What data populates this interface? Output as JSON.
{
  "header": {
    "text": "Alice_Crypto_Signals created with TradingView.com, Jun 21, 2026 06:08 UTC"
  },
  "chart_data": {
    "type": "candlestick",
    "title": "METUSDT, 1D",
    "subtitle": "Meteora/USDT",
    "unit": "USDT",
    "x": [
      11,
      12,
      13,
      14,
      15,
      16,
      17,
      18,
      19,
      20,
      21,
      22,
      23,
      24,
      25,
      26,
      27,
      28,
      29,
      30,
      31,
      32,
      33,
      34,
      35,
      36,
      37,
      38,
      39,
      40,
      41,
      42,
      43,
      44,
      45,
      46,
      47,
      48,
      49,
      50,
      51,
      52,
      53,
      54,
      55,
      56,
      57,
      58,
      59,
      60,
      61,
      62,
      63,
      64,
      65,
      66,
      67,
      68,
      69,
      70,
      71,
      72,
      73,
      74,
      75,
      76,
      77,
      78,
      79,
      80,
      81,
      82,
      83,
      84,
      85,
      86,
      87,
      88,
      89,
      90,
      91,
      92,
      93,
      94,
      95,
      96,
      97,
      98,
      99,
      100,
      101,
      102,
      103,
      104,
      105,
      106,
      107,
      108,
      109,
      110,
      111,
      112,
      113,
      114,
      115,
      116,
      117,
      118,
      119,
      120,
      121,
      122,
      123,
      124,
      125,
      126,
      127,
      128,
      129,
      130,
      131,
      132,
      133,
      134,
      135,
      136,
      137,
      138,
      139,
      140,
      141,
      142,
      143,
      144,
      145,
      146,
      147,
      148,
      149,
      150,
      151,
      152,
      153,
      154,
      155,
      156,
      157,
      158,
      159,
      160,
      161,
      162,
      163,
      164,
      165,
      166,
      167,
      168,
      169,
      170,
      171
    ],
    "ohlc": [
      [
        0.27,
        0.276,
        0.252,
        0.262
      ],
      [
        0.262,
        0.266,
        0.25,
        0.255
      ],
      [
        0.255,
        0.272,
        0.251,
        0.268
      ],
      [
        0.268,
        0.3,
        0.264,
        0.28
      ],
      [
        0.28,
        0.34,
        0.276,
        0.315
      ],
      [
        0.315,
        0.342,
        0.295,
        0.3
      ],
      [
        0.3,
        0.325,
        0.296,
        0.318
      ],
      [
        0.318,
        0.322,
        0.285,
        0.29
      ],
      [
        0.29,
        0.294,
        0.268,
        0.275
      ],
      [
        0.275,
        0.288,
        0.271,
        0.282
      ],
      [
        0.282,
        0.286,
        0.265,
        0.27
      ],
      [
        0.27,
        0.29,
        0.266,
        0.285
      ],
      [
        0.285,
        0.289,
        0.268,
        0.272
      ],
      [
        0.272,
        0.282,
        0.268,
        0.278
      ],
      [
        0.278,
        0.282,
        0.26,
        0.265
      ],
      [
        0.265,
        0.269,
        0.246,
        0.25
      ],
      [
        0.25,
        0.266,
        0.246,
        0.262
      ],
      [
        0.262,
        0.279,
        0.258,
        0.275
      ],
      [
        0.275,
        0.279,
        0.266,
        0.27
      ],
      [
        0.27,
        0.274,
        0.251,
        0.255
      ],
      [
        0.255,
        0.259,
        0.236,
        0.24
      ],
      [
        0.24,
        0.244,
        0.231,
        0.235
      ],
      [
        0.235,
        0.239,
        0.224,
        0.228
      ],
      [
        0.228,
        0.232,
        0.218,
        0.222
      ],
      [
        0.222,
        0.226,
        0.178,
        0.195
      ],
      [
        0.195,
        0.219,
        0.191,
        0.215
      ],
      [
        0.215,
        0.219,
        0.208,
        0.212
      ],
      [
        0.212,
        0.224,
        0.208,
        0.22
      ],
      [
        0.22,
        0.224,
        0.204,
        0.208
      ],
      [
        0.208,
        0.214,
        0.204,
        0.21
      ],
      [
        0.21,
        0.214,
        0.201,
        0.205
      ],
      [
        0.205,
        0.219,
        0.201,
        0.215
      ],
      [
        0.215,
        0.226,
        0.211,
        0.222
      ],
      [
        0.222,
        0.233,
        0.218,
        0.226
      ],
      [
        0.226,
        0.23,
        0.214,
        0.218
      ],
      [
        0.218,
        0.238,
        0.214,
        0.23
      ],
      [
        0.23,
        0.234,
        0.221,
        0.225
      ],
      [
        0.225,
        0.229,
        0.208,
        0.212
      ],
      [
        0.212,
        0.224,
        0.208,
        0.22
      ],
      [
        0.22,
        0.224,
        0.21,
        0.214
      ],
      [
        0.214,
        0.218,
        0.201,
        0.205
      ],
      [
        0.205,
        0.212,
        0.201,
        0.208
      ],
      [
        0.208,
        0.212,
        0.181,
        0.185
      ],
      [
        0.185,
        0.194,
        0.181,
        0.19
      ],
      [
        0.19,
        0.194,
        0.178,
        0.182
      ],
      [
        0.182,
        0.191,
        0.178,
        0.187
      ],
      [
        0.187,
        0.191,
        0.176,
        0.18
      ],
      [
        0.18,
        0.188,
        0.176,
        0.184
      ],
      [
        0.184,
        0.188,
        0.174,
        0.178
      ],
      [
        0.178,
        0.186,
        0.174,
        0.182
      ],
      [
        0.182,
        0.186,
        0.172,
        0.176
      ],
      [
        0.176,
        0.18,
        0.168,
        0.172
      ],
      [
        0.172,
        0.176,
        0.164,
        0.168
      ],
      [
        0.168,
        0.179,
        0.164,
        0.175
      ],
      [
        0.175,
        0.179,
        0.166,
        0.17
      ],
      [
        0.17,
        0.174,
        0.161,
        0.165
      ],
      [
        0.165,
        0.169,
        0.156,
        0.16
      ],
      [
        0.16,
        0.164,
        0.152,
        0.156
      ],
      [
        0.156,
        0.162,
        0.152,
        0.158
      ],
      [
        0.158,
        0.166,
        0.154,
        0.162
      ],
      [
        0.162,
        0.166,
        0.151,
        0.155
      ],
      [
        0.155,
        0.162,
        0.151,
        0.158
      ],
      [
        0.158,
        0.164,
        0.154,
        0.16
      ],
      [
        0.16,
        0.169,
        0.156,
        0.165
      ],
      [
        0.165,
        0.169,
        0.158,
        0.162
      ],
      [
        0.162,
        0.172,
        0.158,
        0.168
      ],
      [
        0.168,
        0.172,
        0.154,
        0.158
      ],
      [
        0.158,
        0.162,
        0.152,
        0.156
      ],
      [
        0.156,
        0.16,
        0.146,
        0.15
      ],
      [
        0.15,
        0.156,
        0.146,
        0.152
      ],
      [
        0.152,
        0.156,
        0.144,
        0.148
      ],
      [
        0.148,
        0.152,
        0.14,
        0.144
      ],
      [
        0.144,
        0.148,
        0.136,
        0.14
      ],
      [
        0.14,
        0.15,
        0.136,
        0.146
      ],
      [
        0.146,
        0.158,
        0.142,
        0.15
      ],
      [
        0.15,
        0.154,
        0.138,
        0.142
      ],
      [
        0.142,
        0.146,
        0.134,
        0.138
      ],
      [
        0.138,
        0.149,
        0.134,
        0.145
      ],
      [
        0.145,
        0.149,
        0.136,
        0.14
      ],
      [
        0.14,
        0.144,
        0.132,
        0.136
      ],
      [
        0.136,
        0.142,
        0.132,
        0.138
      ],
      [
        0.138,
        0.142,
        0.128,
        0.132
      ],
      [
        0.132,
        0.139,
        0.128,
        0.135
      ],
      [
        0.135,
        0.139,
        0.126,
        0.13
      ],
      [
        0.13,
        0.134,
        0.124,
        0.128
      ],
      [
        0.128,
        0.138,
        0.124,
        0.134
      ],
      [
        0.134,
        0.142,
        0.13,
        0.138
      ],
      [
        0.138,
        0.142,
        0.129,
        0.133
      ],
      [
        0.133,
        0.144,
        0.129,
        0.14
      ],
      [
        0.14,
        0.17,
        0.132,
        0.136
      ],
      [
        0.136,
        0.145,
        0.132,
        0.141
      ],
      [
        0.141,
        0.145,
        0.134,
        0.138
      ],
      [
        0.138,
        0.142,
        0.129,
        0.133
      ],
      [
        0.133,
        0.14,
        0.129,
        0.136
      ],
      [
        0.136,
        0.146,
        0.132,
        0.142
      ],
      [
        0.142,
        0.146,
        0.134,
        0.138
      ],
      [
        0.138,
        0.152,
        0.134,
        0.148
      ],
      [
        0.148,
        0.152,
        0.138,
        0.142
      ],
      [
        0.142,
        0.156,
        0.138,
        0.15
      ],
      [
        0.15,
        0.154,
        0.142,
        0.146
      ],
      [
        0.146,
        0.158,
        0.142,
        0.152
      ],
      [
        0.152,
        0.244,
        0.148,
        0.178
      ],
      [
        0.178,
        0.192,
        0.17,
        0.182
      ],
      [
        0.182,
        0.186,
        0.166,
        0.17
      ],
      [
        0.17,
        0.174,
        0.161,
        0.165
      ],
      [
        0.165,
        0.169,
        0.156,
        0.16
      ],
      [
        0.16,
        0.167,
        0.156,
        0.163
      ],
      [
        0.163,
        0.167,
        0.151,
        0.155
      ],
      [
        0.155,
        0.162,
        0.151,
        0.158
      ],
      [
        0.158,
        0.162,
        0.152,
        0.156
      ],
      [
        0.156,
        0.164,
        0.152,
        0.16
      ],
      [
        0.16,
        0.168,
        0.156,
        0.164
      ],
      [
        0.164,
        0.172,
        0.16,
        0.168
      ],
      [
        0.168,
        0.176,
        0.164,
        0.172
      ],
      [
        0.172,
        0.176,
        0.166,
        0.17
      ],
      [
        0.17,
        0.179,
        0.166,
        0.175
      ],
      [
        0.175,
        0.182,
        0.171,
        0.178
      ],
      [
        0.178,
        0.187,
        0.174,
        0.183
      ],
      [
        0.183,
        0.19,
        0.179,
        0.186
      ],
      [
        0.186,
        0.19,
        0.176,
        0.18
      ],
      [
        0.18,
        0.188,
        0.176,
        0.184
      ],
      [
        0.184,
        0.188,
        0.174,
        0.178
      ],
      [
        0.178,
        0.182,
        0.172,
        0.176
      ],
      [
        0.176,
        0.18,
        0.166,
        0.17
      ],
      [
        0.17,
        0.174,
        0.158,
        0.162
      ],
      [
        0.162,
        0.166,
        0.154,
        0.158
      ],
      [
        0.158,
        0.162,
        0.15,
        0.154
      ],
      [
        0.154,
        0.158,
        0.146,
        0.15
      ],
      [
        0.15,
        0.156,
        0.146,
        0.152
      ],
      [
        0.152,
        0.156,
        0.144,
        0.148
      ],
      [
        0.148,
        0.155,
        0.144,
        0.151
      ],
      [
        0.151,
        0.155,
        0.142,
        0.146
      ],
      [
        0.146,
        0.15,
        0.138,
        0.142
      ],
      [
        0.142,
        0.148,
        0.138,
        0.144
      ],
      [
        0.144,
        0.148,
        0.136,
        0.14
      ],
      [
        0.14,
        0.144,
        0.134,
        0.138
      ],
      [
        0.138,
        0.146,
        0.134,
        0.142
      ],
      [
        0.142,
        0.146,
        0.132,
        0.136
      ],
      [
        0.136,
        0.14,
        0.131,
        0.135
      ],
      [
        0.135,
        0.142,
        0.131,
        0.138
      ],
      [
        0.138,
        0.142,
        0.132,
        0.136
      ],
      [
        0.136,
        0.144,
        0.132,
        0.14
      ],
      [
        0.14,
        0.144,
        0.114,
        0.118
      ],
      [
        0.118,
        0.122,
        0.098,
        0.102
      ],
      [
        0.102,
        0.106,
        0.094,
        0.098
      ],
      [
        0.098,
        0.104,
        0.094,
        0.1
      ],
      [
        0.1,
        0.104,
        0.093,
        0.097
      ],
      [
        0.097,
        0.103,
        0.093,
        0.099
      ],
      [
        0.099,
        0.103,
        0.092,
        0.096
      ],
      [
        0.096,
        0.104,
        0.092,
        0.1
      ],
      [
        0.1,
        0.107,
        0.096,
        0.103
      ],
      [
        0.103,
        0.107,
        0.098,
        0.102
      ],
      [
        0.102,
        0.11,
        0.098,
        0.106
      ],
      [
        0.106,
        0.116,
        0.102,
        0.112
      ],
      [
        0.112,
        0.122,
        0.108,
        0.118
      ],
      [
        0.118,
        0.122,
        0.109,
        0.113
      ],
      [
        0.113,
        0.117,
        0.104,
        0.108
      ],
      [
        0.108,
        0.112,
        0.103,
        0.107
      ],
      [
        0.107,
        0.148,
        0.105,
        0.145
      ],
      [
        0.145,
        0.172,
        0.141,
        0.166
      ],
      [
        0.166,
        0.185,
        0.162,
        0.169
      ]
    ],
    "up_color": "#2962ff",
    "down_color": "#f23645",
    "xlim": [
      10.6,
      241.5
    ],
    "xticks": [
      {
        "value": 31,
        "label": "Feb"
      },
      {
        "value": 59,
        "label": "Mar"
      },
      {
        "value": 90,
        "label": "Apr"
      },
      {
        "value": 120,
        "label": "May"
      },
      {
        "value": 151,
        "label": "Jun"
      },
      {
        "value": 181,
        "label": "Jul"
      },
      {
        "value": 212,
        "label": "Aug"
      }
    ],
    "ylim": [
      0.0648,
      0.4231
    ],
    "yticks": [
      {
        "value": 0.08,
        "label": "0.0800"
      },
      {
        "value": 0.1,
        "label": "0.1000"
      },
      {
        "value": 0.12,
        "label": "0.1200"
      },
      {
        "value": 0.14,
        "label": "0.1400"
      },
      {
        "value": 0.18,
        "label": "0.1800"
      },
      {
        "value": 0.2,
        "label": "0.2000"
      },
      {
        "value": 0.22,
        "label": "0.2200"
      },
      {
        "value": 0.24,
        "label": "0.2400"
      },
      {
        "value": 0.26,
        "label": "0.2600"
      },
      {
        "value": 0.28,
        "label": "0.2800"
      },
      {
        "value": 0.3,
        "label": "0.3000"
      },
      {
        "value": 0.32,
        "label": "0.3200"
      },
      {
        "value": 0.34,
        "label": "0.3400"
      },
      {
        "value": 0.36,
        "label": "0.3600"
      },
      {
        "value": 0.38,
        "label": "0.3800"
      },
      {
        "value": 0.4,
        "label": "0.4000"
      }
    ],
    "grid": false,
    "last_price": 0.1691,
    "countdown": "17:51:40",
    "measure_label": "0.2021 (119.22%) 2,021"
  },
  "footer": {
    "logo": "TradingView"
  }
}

*Written task*.
Pull out every line in the data above that has the word "TradingView".

*Solution*.
    "text": "Alice_Crypto_Signals created with TradingView.com, Jun 21, 2026 06:08 UTC"
    "logo": "TradingView"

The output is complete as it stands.